## Aim of the task
Transcribe the full listing exactly, and drop every picture.

* START *

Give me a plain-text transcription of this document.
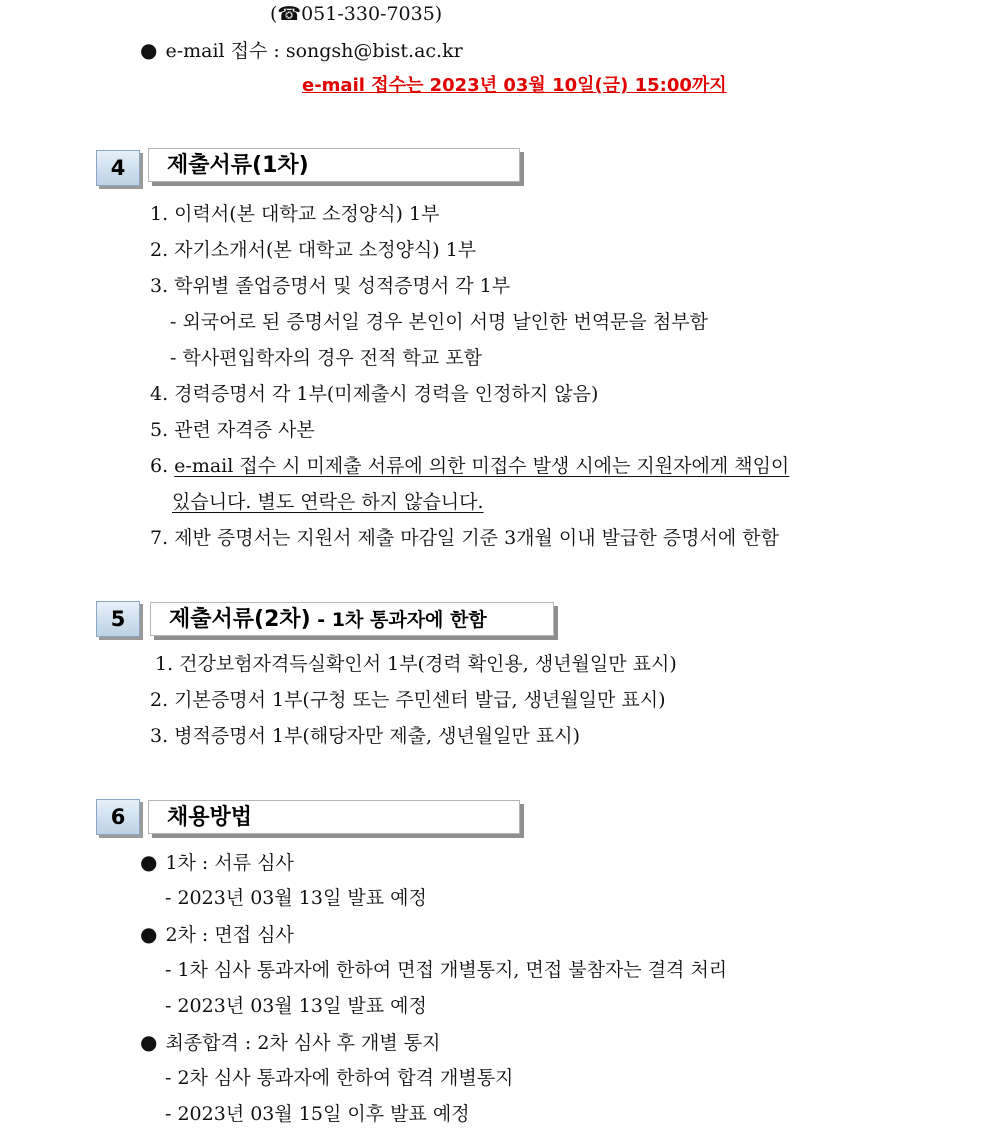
(☎051-330-7035)
● e-mail 접수 : songsh@bist.ac.kr
e-mail 접수는 2023년 03월 10일(금) 15:00까지
4	제출서류(1차)
1. 이력서(본 대학교 소정양식) 1부
2. 자기소개서(본 대학교 소정양식) 1부
3. 학위별 졸업증명서 및 성적증명서 각 1부
- 외국어로 된 증명서일 경우 본인이 서명 날인한 번역문을 첨부함
- 학사편입학자의 경우 전적 학교 포함
4. 경력증명서 각 1부(미제출시 경력을 인정하지 않음)
5. 관련 자격증 사본
6. e-mail 접수 시 미제출 서류에 의한 미접수 발생 시에는 지원자에게 책임이
있습니다. 별도 연락은 하지 않습니다.
7. 제반 증명서는 지원서 제출 마감일 기준 3개월 이내 발급한 증명서에 한함
5	제출서류(2차) - 1차 통과자에 한함
1. 건강보험자격득실확인서 1부(경력 확인용, 생년월일만 표시)
2. 기본증명서 1부(구청 또는 주민센터 발급, 생년월일만 표시)
3. 병적증명서 1부(해당자만 제출, 생년월일만 표시)
6	채용방법
● 1차 : 서류 심사
- 2023년 03월 13일 발표 예정
● 2차 : 면접 심사
- 1차 심사 통과자에 한하여 면접 개별통지, 면접 불참자는 결격 처리
- 2023년 03월 13일 발표 예정
● 최종합격 : 2차 심사 후 개별 통지
- 2차 심사 통과자에 한하여 합격 개별통지
- 2023년 03월 15일 이후 발표 예정
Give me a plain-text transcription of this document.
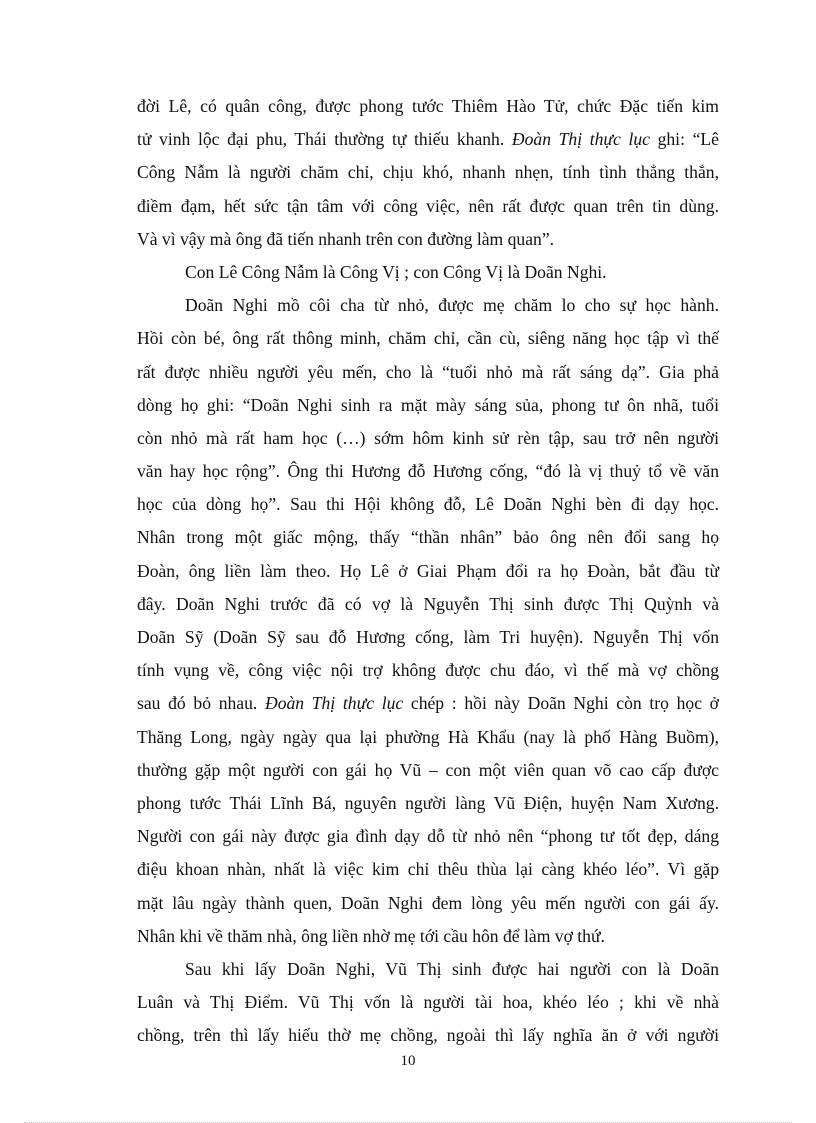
đời Lê, có quân công, được phong tước Thiêm Hào Tử, chức Đặc tiến kim
tử vinh lộc đại phu, Thái thường tự thiếu khanh. Đoàn Thị thực lục ghi: “Lê
Công Nẫm là người chăm chỉ, chịu khó, nhanh nhẹn, tính tình thẳng thắn,
điềm đạm, hết sức tận tâm với công việc, nên rất được quan trên tin dùng.
Và vì vậy mà ông đã tiến nhanh trên con đường làm quan”.
Con Lê Công Nẫm là Công Vị ; con Công Vị là Doãn Nghi.
Doãn Nghi mồ côi cha từ nhỏ, được mẹ chăm lo cho sự học hành.
Hồi còn bé, ông rất thông minh, chăm chỉ, cần cù, siêng năng học tập vì thế
rất được nhiều người yêu mến, cho là “tuổi nhỏ mà rất sáng dạ”. Gia phả
dòng họ ghi: “Doãn Nghi sinh ra mặt mày sáng sủa, phong tư ôn nhã, tuổi
còn nhỏ mà rất ham học (…) sớm hôm kinh sử rèn tập, sau trở nên người
văn hay học rộng”. Ông thi Hương đỗ Hương cống, “đó là vị thuỷ tổ về văn
học của dòng họ”. Sau thi Hội không đỗ, Lê Doãn Nghi bèn đi dạy học.
Nhân trong một giấc mộng, thấy “thần nhân” bảo ông nên đổi sang họ
Đoàn, ông liền làm theo. Họ Lê ở Giai Phạm đổi ra họ Đoàn, bắt đầu từ
đây. Doãn Nghi trước đã có vợ là Nguyễn Thị sinh được Thị Quỳnh và
Doãn Sỹ (Doãn Sỹ sau đỗ Hương cống, làm Tri huyện). Nguyễn Thị vốn
tính vụng về, công việc nội trợ không được chu đáo, vì thế mà vợ chồng
sau đó bỏ nhau. Đoàn Thị thực lục chép : hồi này Doãn Nghi còn trọ học ở
Thăng Long, ngày ngày qua lại phường Hà Khẩu (nay là phố Hàng Buồm),
thường gặp một người con gái họ Vũ – con một viên quan võ cao cấp được
phong tước Thái Lĩnh Bá, nguyên người làng Vũ Điện, huyện Nam Xương.
Người con gái này được gia đình dạy dỗ từ nhỏ nên “phong tư tốt đẹp, dáng
điệu khoan nhàn, nhất là việc kim chỉ thêu thùa lại càng khéo léo”. Vì gặp
mặt lâu ngày thành quen, Doãn Nghi đem lòng yêu mến người con gái ấy.
Nhân khi về thăm nhà, ông liền nhờ mẹ tới cầu hôn để làm vợ thứ.
Sau khi lấy Doãn Nghi, Vũ Thị sinh được hai người con là Doãn
Luân và Thị Điểm. Vũ Thị vốn là người tài hoa, khéo léo ; khi về nhà
chồng, trên thì lấy hiếu thờ mẹ chồng, ngoài thì lấy nghĩa ăn ở với người
10
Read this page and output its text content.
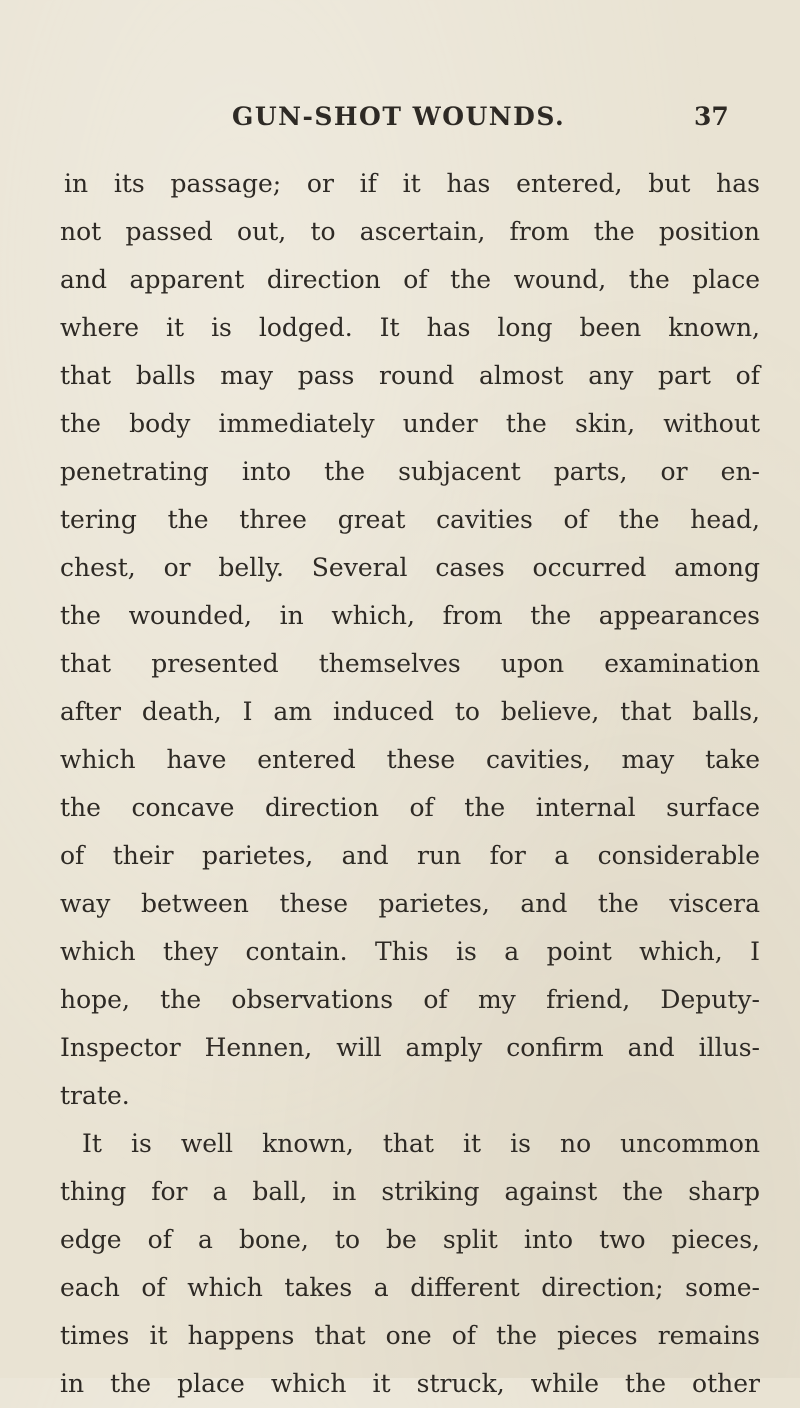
GUN-SHOT WOUNDS.	37
in its passage; or if it has entered, but has
not passed out, to ascertain, from the position
and apparent direction of the wound, the place
where it is lodged. It has long been known,
that balls may pass round almost any part of
the body immediately under the skin, without
penetrating into the subjacent parts, or en-
tering the three great cavities of the head,
chest, or belly. Several cases occurred among
the wounded, in which, from the appearances
that presented themselves upon examination
after death, I am induced to believe, that balls,
which have entered these cavities, may take
the concave direction of the internal surface
of their parietes, and run for a considerable
way between these parietes, and the viscera
which they contain. This is a point which, I
hope, the observations of my friend, Deputy-
Inspector Hennen, will amply confirm and illus-
trate.
It is well known, that it is no uncommon
thing for a ball, in striking against the sharp
edge of a bone, to be split into two pieces,
each of which takes a different direction; some-
times it happens that one of the pieces remains
in the place which it struck, while the other
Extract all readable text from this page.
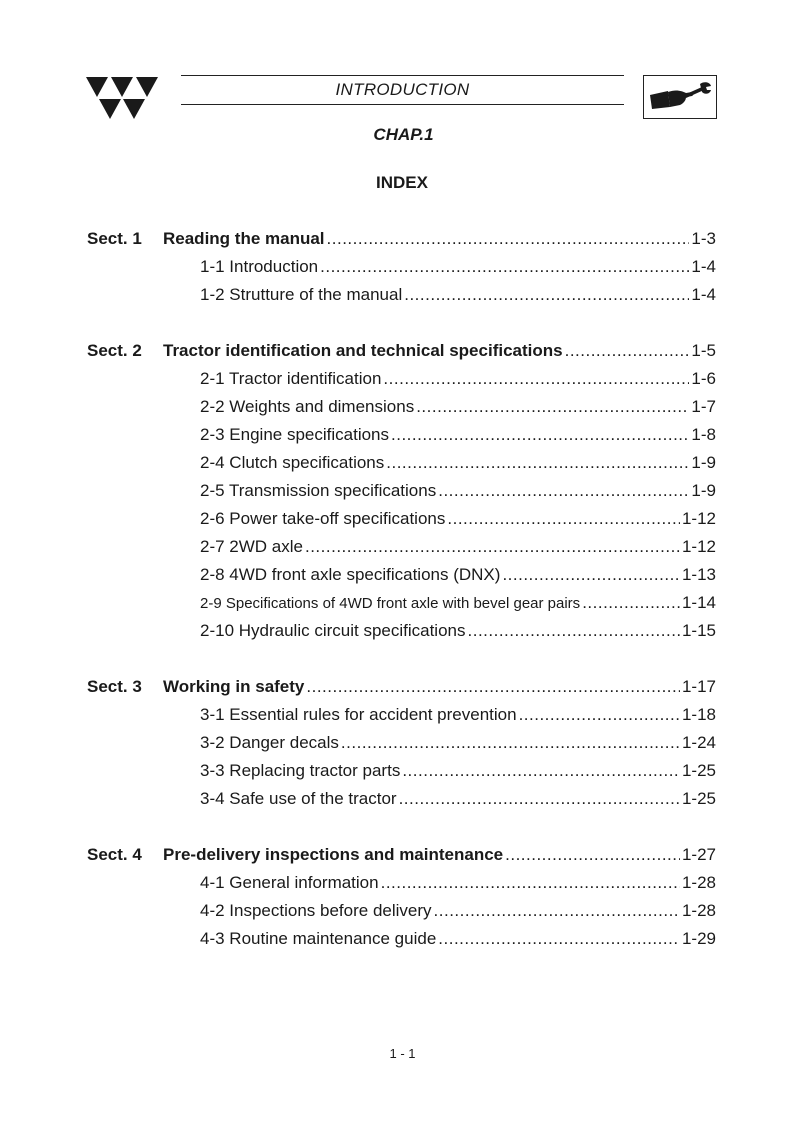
INTRODUCTION
CHAP.1
INDEX
Sect. 1	Reading the manual .....	1-3
1-1 Introduction .....	1-4
1-2 Strutture of the manual .....	1-4
Sect. 2	Tractor identification and technical specifications .....	1-5
2-1 Tractor identification .....	1-6
2-2 Weights and dimensions .....	1-7
2-3 Engine specifications .....	1-8
2-4 Clutch specifications .....	1-9
2-5 Transmission specifications .....	1-9
2-6 Power take-off specifications .....	1-12
2-7 2WD axle .....	1-12
2-8 4WD front axle specifications (DNX) .....	1-13
2-9 Specifications of 4WD front axle with bevel gear pairs .....	1-14
2-10 Hydraulic circuit specifications .....	1-15
Sect. 3	Working in safety .....	1-17
3-1 Essential rules for accident prevention .....	1-18
3-2 Danger decals .....	1-24
3-3 Replacing tractor parts .....	1-25
3-4 Safe use of the tractor .....	1-25
Sect. 4	Pre-delivery inspections and maintenance .....	1-27
4-1 General information .....	1-28
4-2 Inspections before delivery .....	1-28
4-3 Routine maintenance guide .....	1-29
1 - 1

* END *

## Task answer
Give me a plain-text transcription of this document.
(☎051-330-7035)
● e-mail 접수 : songsh@bist.ac.kr
e-mail 접수는 2023년 03월 10일(금) 15:00까지
4	제출서류(1차)
1. 이력서(본 대학교 소정양식) 1부
2. 자기소개서(본 대학교 소정양식) 1부
3. 학위별 졸업증명서 및 성적증명서 각 1부
- 외국어로 된 증명서일 경우 본인이 서명 날인한 번역문을 첨부함
- 학사편입학자의 경우 전적 학교 포함
4. 경력증명서 각 1부(미제출시 경력을 인정하지 않음)
5. 관련 자격증 사본
6. e-mail 접수 시 미제출 서류에 의한 미접수 발생 시에는 지원자에게 책임이
있습니다. 별도 연락은 하지 않습니다.
7. 제반 증명서는 지원서 제출 마감일 기준 3개월 이내 발급한 증명서에 한함
5	제출서류(2차) - 1차 통과자에 한함
1. 건강보험자격득실확인서 1부(경력 확인용, 생년월일만 표시)
2. 기본증명서 1부(구청 또는 주민센터 발급, 생년월일만 표시)
3. 병적증명서 1부(해당자만 제출, 생년월일만 표시)
6	채용방법
● 1차 : 서류 심사
- 2023년 03월 13일 발표 예정
● 2차 : 면접 심사
- 1차 심사 통과자에 한하여 면접 개별통지, 면접 불참자는 결격 처리
- 2023년 03월 13일 발표 예정
● 최종합격 : 2차 심사 후 개별 통지
- 2차 심사 통과자에 한하여 합격 개별통지
- 2023년 03월 15일 이후 발표 예정
Give me a plain-text transcription of this document.
đời Lê, có quân công, được phong tước Thiêm Hào Tử, chức Đặc tiến kim
tử vinh lộc đại phu, Thái thường tự thiếu khanh. Đoàn Thị thực lục ghi: “Lê
Công Nẫm là người chăm chỉ, chịu khó, nhanh nhẹn, tính tình thẳng thắn,
điềm đạm, hết sức tận tâm với công việc, nên rất được quan trên tin dùng.
Và vì vậy mà ông đã tiến nhanh trên con đường làm quan”.
Con Lê Công Nẫm là Công Vị ; con Công Vị là Doãn Nghi.
Doãn Nghi mồ côi cha từ nhỏ, được mẹ chăm lo cho sự học hành.
Hồi còn bé, ông rất thông minh, chăm chỉ, cần cù, siêng năng học tập vì thế
rất được nhiều người yêu mến, cho là “tuổi nhỏ mà rất sáng dạ”. Gia phả
dòng họ ghi: “Doãn Nghi sinh ra mặt mày sáng sủa, phong tư ôn nhã, tuổi
còn nhỏ mà rất ham học (…) sớm hôm kinh sử rèn tập, sau trở nên người
văn hay học rộng”. Ông thi Hương đỗ Hương cống, “đó là vị thuỷ tổ về văn
học của dòng họ”. Sau thi Hội không đỗ, Lê Doãn Nghi bèn đi dạy học.
Nhân trong một giấc mộng, thấy “thần nhân” bảo ông nên đổi sang họ
Đoàn, ông liền làm theo. Họ Lê ở Giai Phạm đổi ra họ Đoàn, bắt đầu từ
đây. Doãn Nghi trước đã có vợ là Nguyễn Thị sinh được Thị Quỳnh và
Doãn Sỹ (Doãn Sỹ sau đỗ Hương cống, làm Tri huyện). Nguyễn Thị vốn
tính vụng về, công việc nội trợ không được chu đáo, vì thế mà vợ chồng
sau đó bỏ nhau. Đoàn Thị thực lục chép : hồi này Doãn Nghi còn trọ học ở
Thăng Long, ngày ngày qua lại phường Hà Khẩu (nay là phố Hàng Buồm),
thường gặp một người con gái họ Vũ – con một viên quan võ cao cấp được
phong tước Thái Lĩnh Bá, nguyên người làng Vũ Điện, huyện Nam Xương.
Người con gái này được gia đình dạy dỗ từ nhỏ nên “phong tư tốt đẹp, dáng
điệu khoan nhàn, nhất là việc kim chỉ thêu thùa lại càng khéo léo”. Vì gặp
mặt lâu ngày thành quen, Doãn Nghi đem lòng yêu mến người con gái ấy.
Nhân khi về thăm nhà, ông liền nhờ mẹ tới cầu hôn để làm vợ thứ.
Sau khi lấy Doãn Nghi, Vũ Thị sinh được hai người con là Doãn
Luân và Thị Điểm. Vũ Thị vốn là người tài hoa, khéo léo ; khi về nhà
chồng, trên thì lấy hiếu thờ mẹ chồng, ngoài thì lấy nghĩa ăn ở với người
10
Read this page and output its text content.
GUN-SHOT WOUNDS.	37
in its passage; or if it has entered, but has
not passed out, to ascertain, from the position
and apparent direction of the wound, the place
where it is lodged. It has long been known,
that balls may pass round almost any part of
the body immediately under the skin, without
penetrating into the subjacent parts, or en-
tering the three great cavities of the head,
chest, or belly. Several cases occurred among
the wounded, in which, from the appearances
that presented themselves upon examination
after death, I am induced to believe, that balls,
which have entered these cavities, may take
the concave direction of the internal surface
of their parietes, and run for a considerable
way between these parietes, and the viscera
which they contain. This is a point which, I
hope, the observations of my friend, Deputy-
Inspector Hennen, will amply confirm and illus-
trate.
It is well known, that it is no uncommon
thing for a ball, in striking against the sharp
edge of a bone, to be split into two pieces,
each of which takes a different direction; some-
times it happens that one of the pieces remains
in the place which it struck, while the other
Extract all readable text from this page.
INTRODUCTION
CHAP.1
INDEX
Sect. 1	Reading the manual .....	1-3
1-1 Introduction .....	1-4
1-2 Strutture of the manual .....	1-4
Sect. 2	Tractor identification and technical specifications .....	1-5
2-1 Tractor identification .....	1-6
2-2 Weights and dimensions .....	1-7
2-3 Engine specifications .....	1-8
2-4 Clutch specifications .....	1-9
2-5 Transmission specifications .....	1-9
2-6 Power take-off specifications .....	1-12
2-7 2WD axle .....	1-12
2-8 4WD front axle specifications (DNX) .....	1-13
2-9 Specifications of 4WD front axle with bevel gear pairs .....	1-14
2-10 Hydraulic circuit specifications .....	1-15
Sect. 3	Working in safety .....	1-17
3-1 Essential rules for accident prevention .....	1-18
3-2 Danger decals .....	1-24
3-3 Replacing tractor parts .....	1-25
3-4 Safe use of the tractor .....	1-25
Sect. 4	Pre-delivery inspections and maintenance .....	1-27
4-1 General information .....	1-28
4-2 Inspections before delivery .....	1-28
4-3 Routine maintenance guide .....	1-29
1 - 1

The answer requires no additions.